What to work on:
Pull every line containing "countries" from the entries.

Records supplied:
..........

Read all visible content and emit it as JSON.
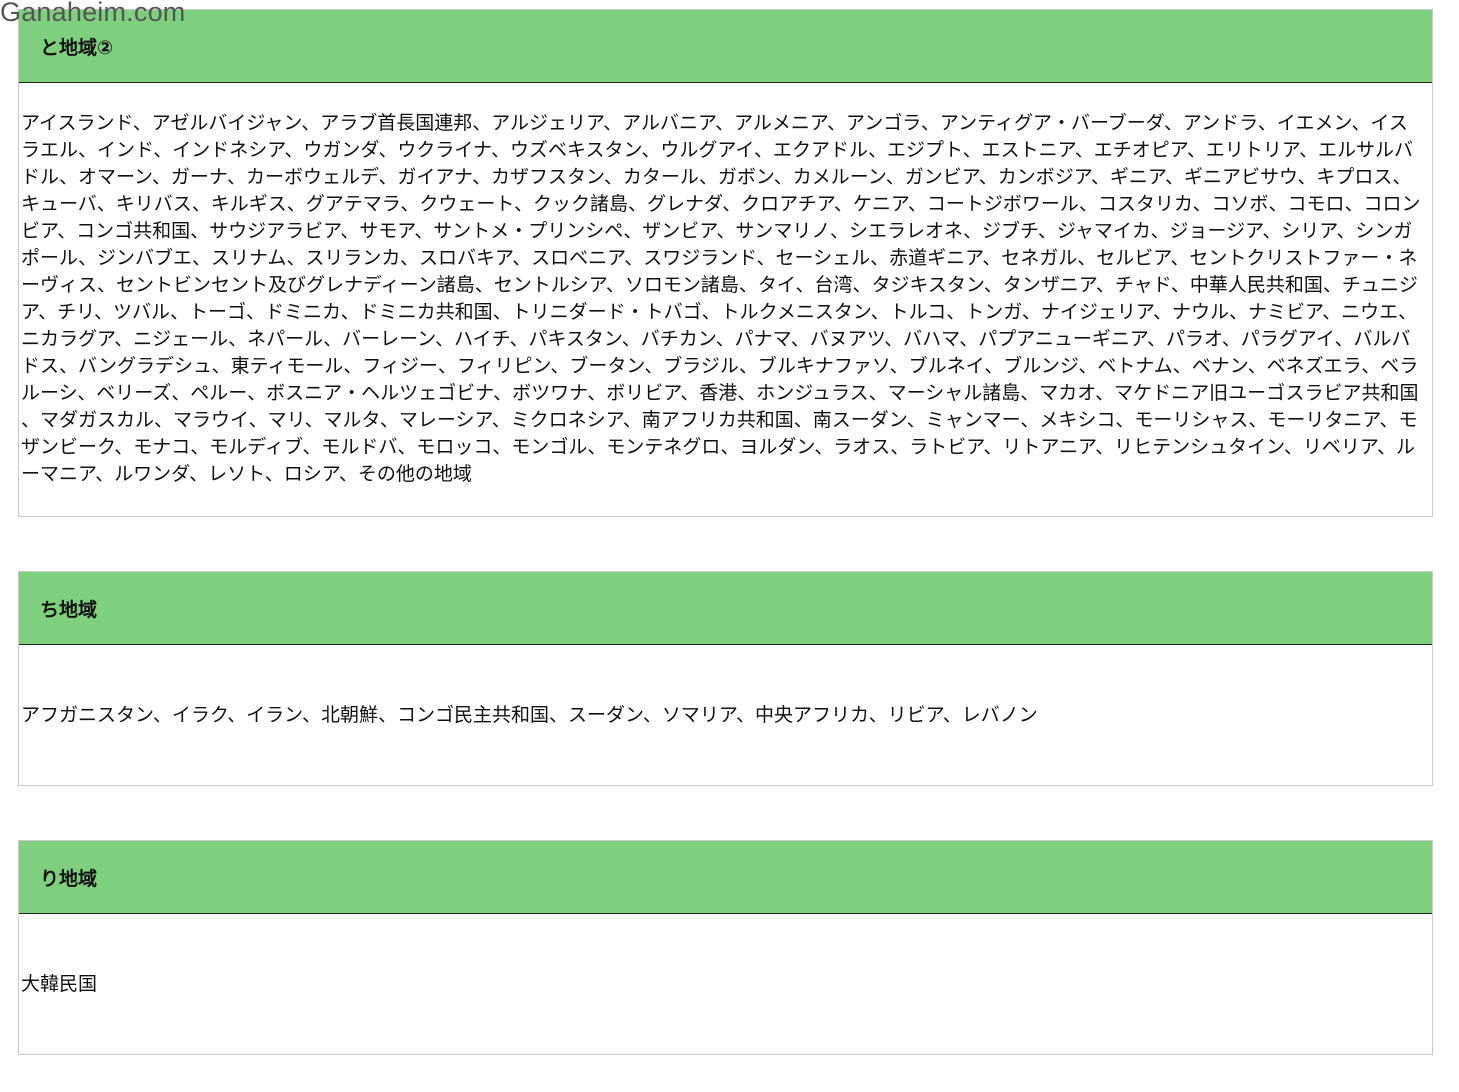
{
  "watermark": "Ganaheim.com",
  "regions": [
    {
      "title": "と地域②",
      "countries": "アイスランド、アゼルバイジャン、アラブ首長国連邦、アルジェリア、アルバニア、アルメニア、アンゴラ、アンティグア・バーブーダ、アンドラ、イエメン、イスラエル、インド、インドネシア、ウガンダ、ウクライナ、ウズベキスタン、ウルグアイ、エクアドル、エジプト、エストニア、エチオピア、エリトリア、エルサルバドル、オマーン、ガーナ、カーボウェルデ、ガイアナ、カザフスタン、カタール、ガボン、カメルーン、ガンビア、カンボジア、ギニア、ギニアビサウ、キプロス、キューバ、キリバス、キルギス、グアテマラ、クウェート、クック諸島、グレナダ、クロアチア、ケニア、コートジボワール、コスタリカ、コソボ、コモロ、コロンビア、コンゴ共和国、サウジアラビア、サモア、サントメ・プリンシペ、ザンビア、サンマリノ、シエラレオネ、ジブチ、ジャマイカ、ジョージア、シリア、シンガポール、ジンバブエ、スリナム、スリランカ、スロバキア、スロベニア、スワジランド、セーシェル、赤道ギニア、セネガル、セルビア、セントクリストファー・ネーヴィス、セントビンセント及びグレナディーン諸島、セントルシア、ソロモン諸島、タイ、台湾、タジキスタン、タンザニア、チャド、中華人民共和国、チュニジア、チリ、ツバル、トーゴ、ドミニカ、ドミニカ共和国、トリニダード・トバゴ、トルクメニスタン、トルコ、トンガ、ナイジェリア、ナウル、ナミビア、ニウエ、ニカラグア、ニジェール、ネパール、バーレーン、ハイチ、パキスタン、バチカン、パナマ、バヌアツ、バハマ、パプアニューギニア、パラオ、パラグアイ、バルバドス、バングラデシュ、東ティモール、フィジー、フィリピン、ブータン、ブラジル、ブルキナファソ、ブルネイ、ブルンジ、ベトナム、ベナン、ベネズエラ、ベラルーシ、ベリーズ、ペルー、ボスニア・ヘルツェゴビナ、ボツワナ、ボリビア、香港、ホンジュラス、マーシャル諸島、マカオ、マケドニア旧ユーゴスラビア共和国、マダガスカル、マラウイ、マリ、マルタ、マレーシア、ミクロネシア、南アフリカ共和国、南スーダン、ミャンマー、メキシコ、モーリシャス、モーリタニア、モザンビーク、モナコ、モルディブ、モルドバ、モロッコ、モンゴル、モンテネグロ、ヨルダン、ラオス、ラトビア、リトアニア、リヒテンシュタイン、リベリア、ルーマニア、ルワンダ、レソト、ロシア、その他の地域"
    },
    {
      "title": "ち地域",
      "countries": "アフガニスタン、イラク、イラン、北朝鮮、コンゴ民主共和国、スーダン、ソマリア、中央アフリカ、リビア、レバノン"
    },
    {
      "title": "り地域",
      "countries": "大韓民国"
    }
  ],
  "colors": {
    "header_bg": "#7ecf7e",
    "header_border": "#222222",
    "panel_border": "#c8c8c8",
    "text": "#111111",
    "watermark": "#555555"
  }
}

..........

Task output:
      "countries": "アイスランド、アゼルバイジャン、アラブ首長国連邦、アルジェリア、アルバニア、アルメニア、アンゴラ、アンティグア・バーブーダ、アンドラ、イエメン、イスラエル、インド、インドネシア、ウガンダ、ウクライナ、ウズベキスタン、ウルグアイ、エクアドル、エジプト、エストニア、エチオピア、エリトリア、エルサルバドル、オマーン、ガーナ、カーボウェルデ、ガイアナ、カザフスタン、カタール、ガボン、カメルーン、ガンビア、カンボジア、ギニア、ギニアビサウ、キプロス、キューバ、キリバス、キルギス、グアテマラ、クウェート、クック諸島、グレナダ、クロアチア、ケニア、コートジボワール、コスタリカ、コソボ、コモロ、コロンビア、コンゴ共和国、サウジアラビア、サモア、サントメ・プリンシペ、ザンビア、サンマリノ、シエラレオネ、ジブチ、ジャマイカ、ジョージア、シリア、シンガポール、ジンバブエ、スリナム、スリランカ、スロバキア、スロベニア、スワジランド、セーシェル、赤道ギニア、セネガル、セルビア、セントクリストファー・ネーヴィス、セントビンセント及びグレナディーン諸島、セントルシア、ソロモン諸島、タイ、台湾、タジキスタン、タンザニア、チャド、中華人民共和国、チュニジア、チリ、ツバル、トーゴ、ドミニカ、ドミニカ共和国、トリニダード・トバゴ、トルクメニスタン、トルコ、トンガ、ナイジェリア、ナウル、ナミビア、ニウエ、ニカラグア、ニジェール、ネパール、バーレーン、ハイチ、パキスタン、バチカン、パナマ、バヌアツ、バハマ、パプアニューギニア、パラオ、パラグアイ、バルバドス、バングラデシュ、東ティモール、フィジー、フィリピン、ブータン、ブラジル、ブルキナファソ、ブルネイ、ブルンジ、ベトナム、ベナン、ベネズエラ、ベラルーシ、ベリーズ、ペルー、ボスニア・ヘルツェゴビナ、ボツワナ、ボリビア、香港、ホンジュラス、マーシャル諸島、マカオ、マケドニア旧ユーゴスラビア共和国、マダガスカル、マラウイ、マリ、マルタ、マレーシア、ミクロネシア、南アフリカ共和国、南スーダン、ミャンマー、メキシコ、モーリシャス、モーリタニア、モザンビーク、モナコ、モルディブ、モルドバ、モロッコ、モンゴル、モンテネグロ、ヨルダン、ラオス、ラトビア、リトアニア、リヒテンシュタイン、リベリア、ルーマニア、ルワンダ、レソト、ロシア、その他の地域"
      "countries": "アフガニスタン、イラク、イラン、北朝鮮、コンゴ民主共和国、スーダン、ソマリア、中央アフリカ、リビア、レバノン"
      "countries": "大韓民国"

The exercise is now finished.